- Dataset:
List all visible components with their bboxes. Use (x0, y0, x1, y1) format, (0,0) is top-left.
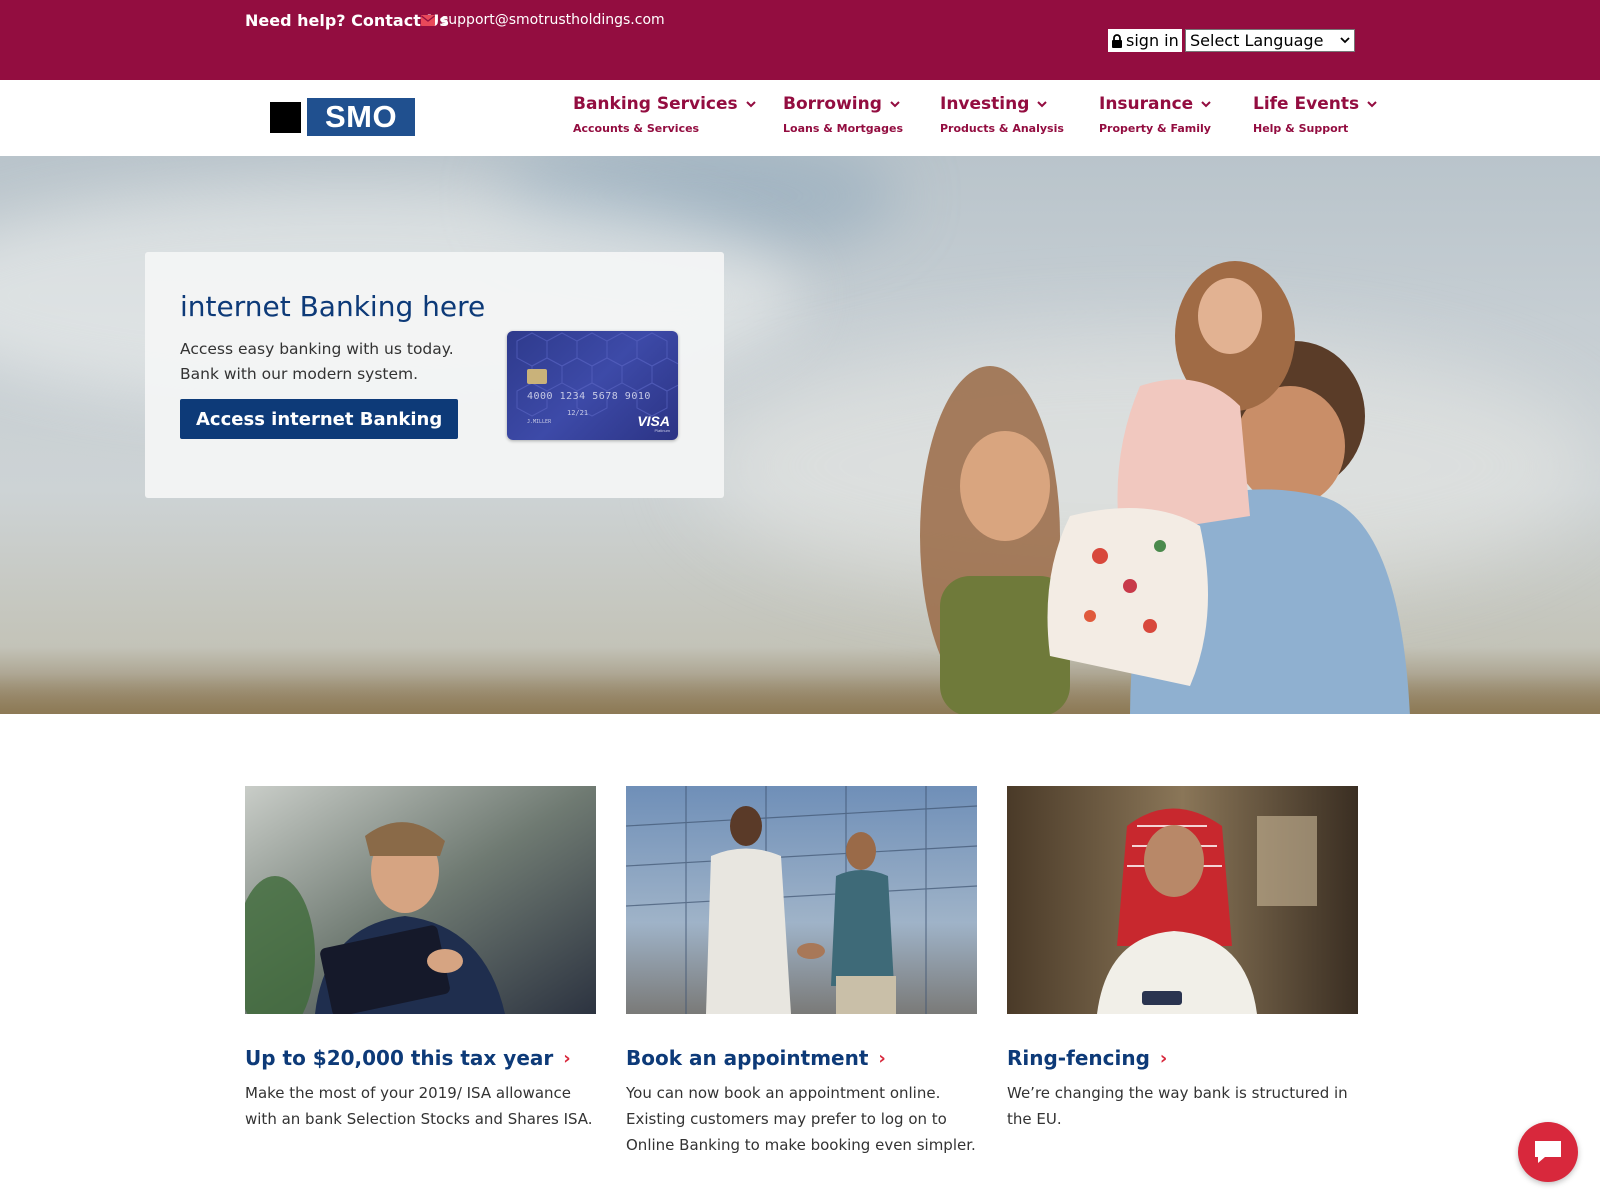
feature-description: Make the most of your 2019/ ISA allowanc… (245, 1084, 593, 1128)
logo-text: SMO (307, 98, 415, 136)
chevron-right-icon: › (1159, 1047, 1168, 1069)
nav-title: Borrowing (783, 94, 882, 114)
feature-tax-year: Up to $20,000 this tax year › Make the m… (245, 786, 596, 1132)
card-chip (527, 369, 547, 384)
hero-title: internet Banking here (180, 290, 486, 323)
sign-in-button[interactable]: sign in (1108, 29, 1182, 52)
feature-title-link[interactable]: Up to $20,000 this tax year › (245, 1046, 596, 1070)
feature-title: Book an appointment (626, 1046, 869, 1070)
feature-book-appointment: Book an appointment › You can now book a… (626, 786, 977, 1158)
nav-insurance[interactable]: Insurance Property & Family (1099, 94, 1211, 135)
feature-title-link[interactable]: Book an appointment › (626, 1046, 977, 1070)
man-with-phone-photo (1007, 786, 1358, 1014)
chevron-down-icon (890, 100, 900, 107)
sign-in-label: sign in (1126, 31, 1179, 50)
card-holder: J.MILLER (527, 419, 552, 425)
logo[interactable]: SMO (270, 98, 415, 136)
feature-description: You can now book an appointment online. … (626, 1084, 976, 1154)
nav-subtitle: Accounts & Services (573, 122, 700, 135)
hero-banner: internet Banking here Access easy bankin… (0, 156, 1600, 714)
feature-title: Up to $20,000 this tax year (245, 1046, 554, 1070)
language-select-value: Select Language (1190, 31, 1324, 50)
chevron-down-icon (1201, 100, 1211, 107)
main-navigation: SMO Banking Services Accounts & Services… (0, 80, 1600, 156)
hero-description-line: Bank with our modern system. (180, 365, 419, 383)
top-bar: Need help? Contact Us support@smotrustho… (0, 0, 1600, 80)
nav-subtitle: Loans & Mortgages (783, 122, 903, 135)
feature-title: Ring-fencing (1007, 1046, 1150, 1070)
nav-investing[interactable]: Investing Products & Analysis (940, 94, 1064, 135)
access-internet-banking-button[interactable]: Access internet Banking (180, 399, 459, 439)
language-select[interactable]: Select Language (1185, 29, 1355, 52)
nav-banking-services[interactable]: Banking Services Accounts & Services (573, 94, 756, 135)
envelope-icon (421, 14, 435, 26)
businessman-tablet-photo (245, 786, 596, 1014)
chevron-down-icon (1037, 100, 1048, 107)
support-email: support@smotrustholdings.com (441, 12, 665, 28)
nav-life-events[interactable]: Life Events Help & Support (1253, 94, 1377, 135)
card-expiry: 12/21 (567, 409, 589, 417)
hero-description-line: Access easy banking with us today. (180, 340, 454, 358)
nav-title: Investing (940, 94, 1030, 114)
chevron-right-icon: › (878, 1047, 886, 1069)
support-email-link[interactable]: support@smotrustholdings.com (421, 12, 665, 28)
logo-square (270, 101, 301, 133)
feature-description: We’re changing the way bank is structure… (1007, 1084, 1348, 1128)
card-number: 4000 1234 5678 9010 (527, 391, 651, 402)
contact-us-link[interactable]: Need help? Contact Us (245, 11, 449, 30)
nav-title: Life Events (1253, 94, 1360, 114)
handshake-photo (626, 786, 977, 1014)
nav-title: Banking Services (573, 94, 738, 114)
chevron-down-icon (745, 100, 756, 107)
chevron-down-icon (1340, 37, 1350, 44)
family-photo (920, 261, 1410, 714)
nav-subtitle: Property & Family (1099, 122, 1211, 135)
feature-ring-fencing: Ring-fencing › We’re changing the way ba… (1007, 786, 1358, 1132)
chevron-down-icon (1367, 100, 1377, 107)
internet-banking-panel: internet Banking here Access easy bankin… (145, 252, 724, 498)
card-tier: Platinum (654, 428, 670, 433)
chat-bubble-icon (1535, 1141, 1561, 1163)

- Exercise directions:
Copy the records starting with the line that contains "feature-description: Make the" and going on through the line that contains "feature-title: Book an", reproducing each line without any change.

- Solution to this exercise:
feature-description: Make the most of your 2019/ ISA allowanc… (245, 1084, 593, 1128)
logo-text: SMO (307, 98, 415, 136)
chevron-right-icon: › (1159, 1047, 1168, 1069)
nav-title: Borrowing (783, 94, 882, 114)
feature-tax-year: Up to $20,000 this tax year › Make the m… (245, 786, 596, 1132)
card-chip (527, 369, 547, 384)
hero-title: internet Banking here (180, 290, 486, 323)
sign-in-button[interactable]: sign in (1108, 29, 1182, 52)
feature-title-link[interactable]: Up to $20,000 this tax year › (245, 1046, 596, 1070)
feature-title: Book an appointment (626, 1046, 869, 1070)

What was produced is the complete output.